* START RECORDS SUPPLIED *

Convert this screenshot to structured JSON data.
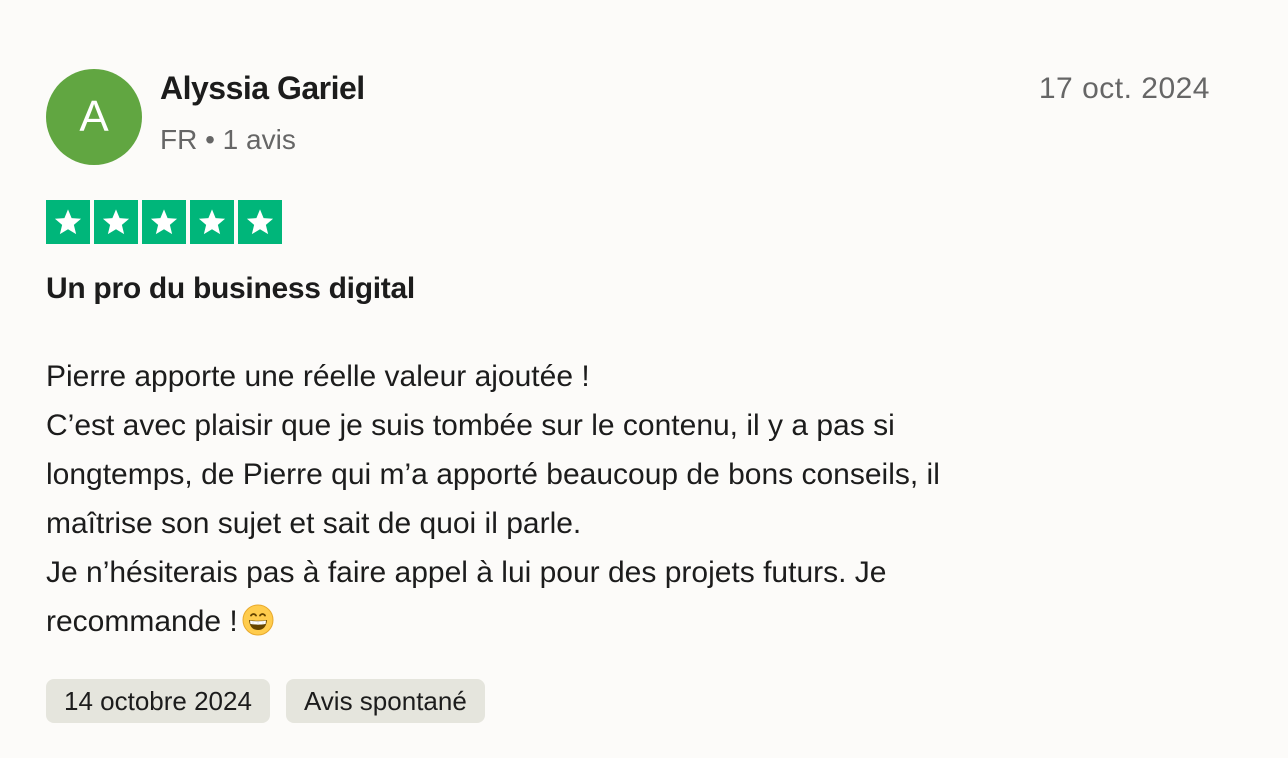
{
  "author": {
    "initial": "A",
    "name": "Alyssia Gariel",
    "meta": "FR • 1 avis",
    "avatar_color": "#61a641"
  },
  "review": {
    "date": "17 oct. 2024",
    "rating": 5,
    "rating_max": 5,
    "star_color": "#00b67a",
    "title": "Un pro du business digital",
    "body_lines": [
      "Pierre apporte une réelle valeur ajoutée !",
      "C’est avec plaisir que je suis tombée sur le contenu, il y a pas si",
      "longtemps, de Pierre qui m’a apporté beaucoup de bons conseils, il",
      "maîtrise son sujet et sait de quoi il parle.",
      "Je n’hésiterais pas à faire appel à lui pour des projets futurs. Je",
      "recommande !"
    ],
    "emoji": "grinning-face-icon"
  },
  "tags": [
    "14 octobre 2024",
    "Avis spontané"
  ]
}
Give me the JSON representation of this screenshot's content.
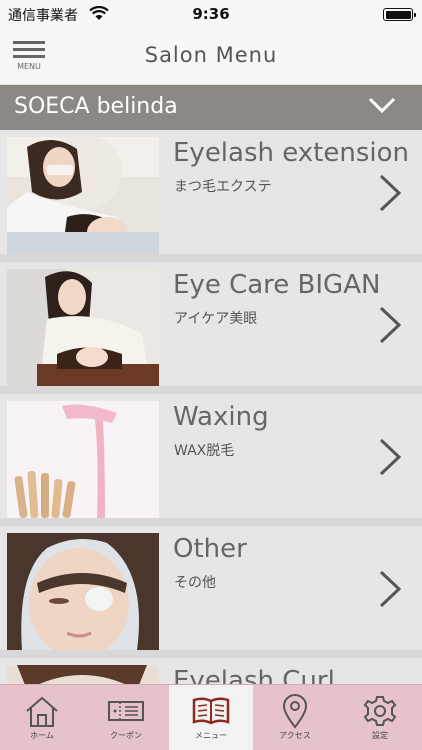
{
  "status_bar": {
    "carrier": "通信事業者",
    "time": "9:36"
  },
  "header": {
    "menu_label": "MENU",
    "title": "Salon Menu"
  },
  "salon_selector": {
    "name": "SOECA belinda"
  },
  "menu_items": [
    {
      "title": "Eyelash extension",
      "subtitle": "まつ毛エクステ"
    },
    {
      "title": "Eye Care BIGAN",
      "subtitle": "アイケア美眼"
    },
    {
      "title": "Waxing",
      "subtitle": "WAX脱毛"
    },
    {
      "title": "Other",
      "subtitle": "その他"
    },
    {
      "title": "Eyelash Curl",
      "subtitle": ""
    }
  ],
  "tab_bar": {
    "tabs": [
      {
        "label": "ホーム",
        "icon": "home-icon"
      },
      {
        "label": "クーポン",
        "icon": "coupon-icon"
      },
      {
        "label": "メニュー",
        "icon": "menu-book-icon",
        "active": true
      },
      {
        "label": "アクセス",
        "icon": "map-pin-icon"
      },
      {
        "label": "設定",
        "icon": "gear-icon"
      }
    ]
  },
  "colors": {
    "salon_bar": "#8c8883",
    "tab_bar": "#e6c3cb",
    "list_bg": "#e6e6e6"
  }
}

* END RECORDS SUPPLIED *

EXERCISE DETAILS — The data above should be repeated exactly, minus any pictures.

CORRECT RESPONSE —
Convert this screenshot to structured JSON data.
{
  "author": {
    "initial": "A",
    "name": "Alyssia Gariel",
    "meta": "FR • 1 avis",
    "avatar_color": "#61a641"
  },
  "review": {
    "date": "17 oct. 2024",
    "rating": 5,
    "rating_max": 5,
    "star_color": "#00b67a",
    "title": "Un pro du business digital",
    "body_lines": [
      "Pierre apporte une réelle valeur ajoutée !",
      "C’est avec plaisir que je suis tombée sur le contenu, il y a pas si",
      "longtemps, de Pierre qui m’a apporté beaucoup de bons conseils, il",
      "maîtrise son sujet et sait de quoi il parle.",
      "Je n’hésiterais pas à faire appel à lui pour des projets futurs. Je",
      "recommande !"
    ],
    "emoji": "grinning-face-icon"
  },
  "tags": [
    "14 octobre 2024",
    "Avis spontané"
  ]
}
Give me the JSON representation of this screenshot's content.
{
  "status_bar": {
    "carrier": "通信事業者",
    "time": "9:36"
  },
  "header": {
    "menu_label": "MENU",
    "title": "Salon Menu"
  },
  "salon_selector": {
    "name": "SOECA belinda"
  },
  "menu_items": [
    {
      "title": "Eyelash extension",
      "subtitle": "まつ毛エクステ"
    },
    {
      "title": "Eye Care BIGAN",
      "subtitle": "アイケア美眼"
    },
    {
      "title": "Waxing",
      "subtitle": "WAX脱毛"
    },
    {
      "title": "Other",
      "subtitle": "その他"
    },
    {
      "title": "Eyelash Curl",
      "subtitle": ""
    }
  ],
  "tab_bar": {
    "tabs": [
      {
        "label": "ホーム",
        "icon": "home-icon"
      },
      {
        "label": "クーポン",
        "icon": "coupon-icon"
      },
      {
        "label": "メニュー",
        "icon": "menu-book-icon",
        "active": true
      },
      {
        "label": "アクセス",
        "icon": "map-pin-icon"
      },
      {
        "label": "設定",
        "icon": "gear-icon"
      }
    ]
  },
  "colors": {
    "salon_bar": "#8c8883",
    "tab_bar": "#e6c3cb",
    "list_bg": "#e6e6e6"
  }
}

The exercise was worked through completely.